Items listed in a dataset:
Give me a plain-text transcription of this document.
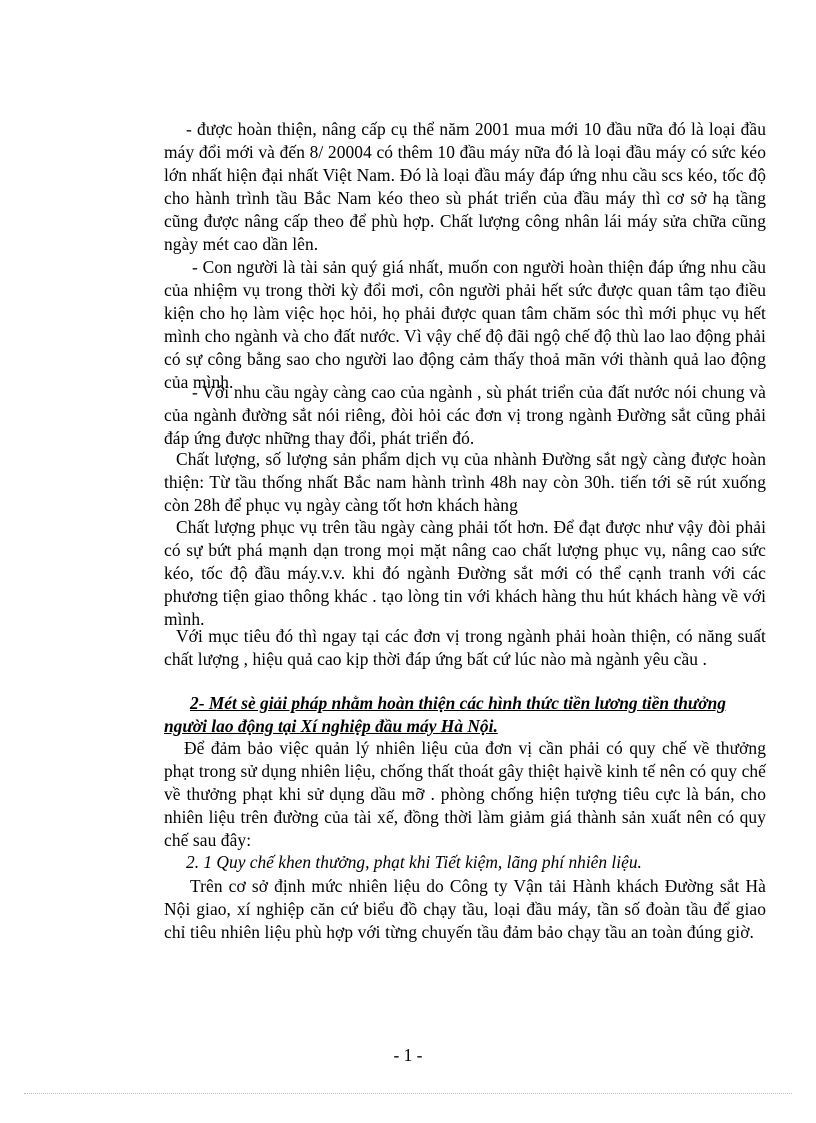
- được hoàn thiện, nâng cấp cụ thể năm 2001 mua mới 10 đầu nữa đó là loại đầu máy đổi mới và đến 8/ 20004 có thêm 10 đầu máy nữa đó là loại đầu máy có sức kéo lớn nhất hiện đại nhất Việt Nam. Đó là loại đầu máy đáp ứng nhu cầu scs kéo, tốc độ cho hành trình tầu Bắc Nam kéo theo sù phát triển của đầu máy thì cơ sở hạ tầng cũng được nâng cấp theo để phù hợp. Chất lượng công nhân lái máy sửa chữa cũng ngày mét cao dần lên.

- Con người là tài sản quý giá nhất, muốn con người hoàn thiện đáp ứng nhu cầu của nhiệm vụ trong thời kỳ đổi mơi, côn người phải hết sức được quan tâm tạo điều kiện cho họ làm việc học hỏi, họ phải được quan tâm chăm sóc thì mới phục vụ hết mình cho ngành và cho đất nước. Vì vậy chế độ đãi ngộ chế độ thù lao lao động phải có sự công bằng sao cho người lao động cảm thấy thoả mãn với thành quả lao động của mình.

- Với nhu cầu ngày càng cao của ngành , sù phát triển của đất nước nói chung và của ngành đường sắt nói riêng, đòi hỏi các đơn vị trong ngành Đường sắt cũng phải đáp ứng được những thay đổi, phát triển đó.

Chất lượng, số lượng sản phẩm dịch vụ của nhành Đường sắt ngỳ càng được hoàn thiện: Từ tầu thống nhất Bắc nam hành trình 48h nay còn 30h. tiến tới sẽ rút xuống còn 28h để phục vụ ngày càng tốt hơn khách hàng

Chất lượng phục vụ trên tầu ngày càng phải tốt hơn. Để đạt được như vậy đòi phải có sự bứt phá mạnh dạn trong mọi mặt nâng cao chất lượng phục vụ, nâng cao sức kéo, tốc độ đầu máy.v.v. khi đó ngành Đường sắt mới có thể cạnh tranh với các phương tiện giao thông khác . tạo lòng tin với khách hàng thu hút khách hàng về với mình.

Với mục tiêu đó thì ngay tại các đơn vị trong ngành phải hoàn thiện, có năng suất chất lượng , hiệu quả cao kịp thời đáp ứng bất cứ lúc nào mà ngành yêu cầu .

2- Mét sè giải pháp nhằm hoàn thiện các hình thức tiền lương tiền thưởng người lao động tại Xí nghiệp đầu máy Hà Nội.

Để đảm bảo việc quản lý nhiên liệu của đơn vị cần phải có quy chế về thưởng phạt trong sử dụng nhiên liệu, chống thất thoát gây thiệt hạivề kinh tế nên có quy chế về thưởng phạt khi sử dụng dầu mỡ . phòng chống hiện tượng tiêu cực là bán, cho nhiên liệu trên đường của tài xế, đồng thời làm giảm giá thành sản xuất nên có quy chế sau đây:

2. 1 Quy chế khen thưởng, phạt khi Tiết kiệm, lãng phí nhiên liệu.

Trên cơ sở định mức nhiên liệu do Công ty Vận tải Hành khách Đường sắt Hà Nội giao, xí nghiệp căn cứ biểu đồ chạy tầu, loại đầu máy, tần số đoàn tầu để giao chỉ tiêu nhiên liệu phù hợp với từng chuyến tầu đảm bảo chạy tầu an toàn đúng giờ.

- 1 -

Task goal:
Make an exact copy of the listing above. Do not include the pictures.

Solution for this problem:
Give me a plain-text transcription of this document.
- được hoàn thiện, nâng cấp cụ thể năm 2001 mua mới 10 đầu nữa đó là loại đầu máy đổi mới và đến 8/ 20004 có thêm 10 đầu máy nữa đó là loại đầu máy có sức kéo lớn nhất hiện đại nhất Việt Nam. Đó là loại đầu máy đáp ứng nhu cầu scs kéo, tốc độ cho hành trình tầu Bắc Nam kéo theo sù phát triển của đầu máy thì cơ sở hạ tầng cũng được nâng cấp theo để phù hợp. Chất lượng công nhân lái máy sửa chữa cũng ngày mét cao dần lên.

- Con người là tài sản quý giá nhất, muốn con người hoàn thiện đáp ứng nhu cầu của nhiệm vụ trong thời kỳ đổi mơi, côn người phải hết sức được quan tâm tạo điều kiện cho họ làm việc học hỏi, họ phải được quan tâm chăm sóc thì mới phục vụ hết mình cho ngành và cho đất nước. Vì vậy chế độ đãi ngộ chế độ thù lao lao động phải có sự công bằng sao cho người lao động cảm thấy thoả mãn với thành quả lao động của mình.

- Với nhu cầu ngày càng cao của ngành , sù phát triển của đất nước nói chung và của ngành đường sắt nói riêng, đòi hỏi các đơn vị trong ngành Đường sắt cũng phải đáp ứng được những thay đổi, phát triển đó.

Chất lượng, số lượng sản phẩm dịch vụ của nhành Đường sắt ngỳ càng được hoàn thiện: Từ tầu thống nhất Bắc nam hành trình 48h nay còn 30h. tiến tới sẽ rút xuống còn 28h để phục vụ ngày càng tốt hơn khách hàng

Chất lượng phục vụ trên tầu ngày càng phải tốt hơn. Để đạt được như vậy đòi phải có sự bứt phá mạnh dạn trong mọi mặt nâng cao chất lượng phục vụ, nâng cao sức kéo, tốc độ đầu máy.v.v. khi đó ngành Đường sắt mới có thể cạnh tranh với các phương tiện giao thông khác . tạo lòng tin với khách hàng thu hút khách hàng về với mình.

Với mục tiêu đó thì ngay tại các đơn vị trong ngành phải hoàn thiện, có năng suất chất lượng , hiệu quả cao kịp thời đáp ứng bất cứ lúc nào mà ngành yêu cầu .

2- Mét sè giải pháp nhằm hoàn thiện các hình thức tiền lương tiền thưởng người lao động tại Xí nghiệp đầu máy Hà Nội.

Để đảm bảo việc quản lý nhiên liệu của đơn vị cần phải có quy chế về thưởng phạt trong sử dụng nhiên liệu, chống thất thoát gây thiệt hạivề kinh tế nên có quy chế về thưởng phạt khi sử dụng dầu mỡ . phòng chống hiện tượng tiêu cực là bán, cho nhiên liệu trên đường của tài xế, đồng thời làm giảm giá thành sản xuất nên có quy chế sau đây:

2. 1 Quy chế khen thưởng, phạt khi Tiết kiệm, lãng phí nhiên liệu.

Trên cơ sở định mức nhiên liệu do Công ty Vận tải Hành khách Đường sắt Hà Nội giao, xí nghiệp căn cứ biểu đồ chạy tầu, loại đầu máy, tần số đoàn tầu để giao chỉ tiêu nhiên liệu phù hợp với từng chuyến tầu đảm bảo chạy tầu an toàn đúng giờ.

- 1 -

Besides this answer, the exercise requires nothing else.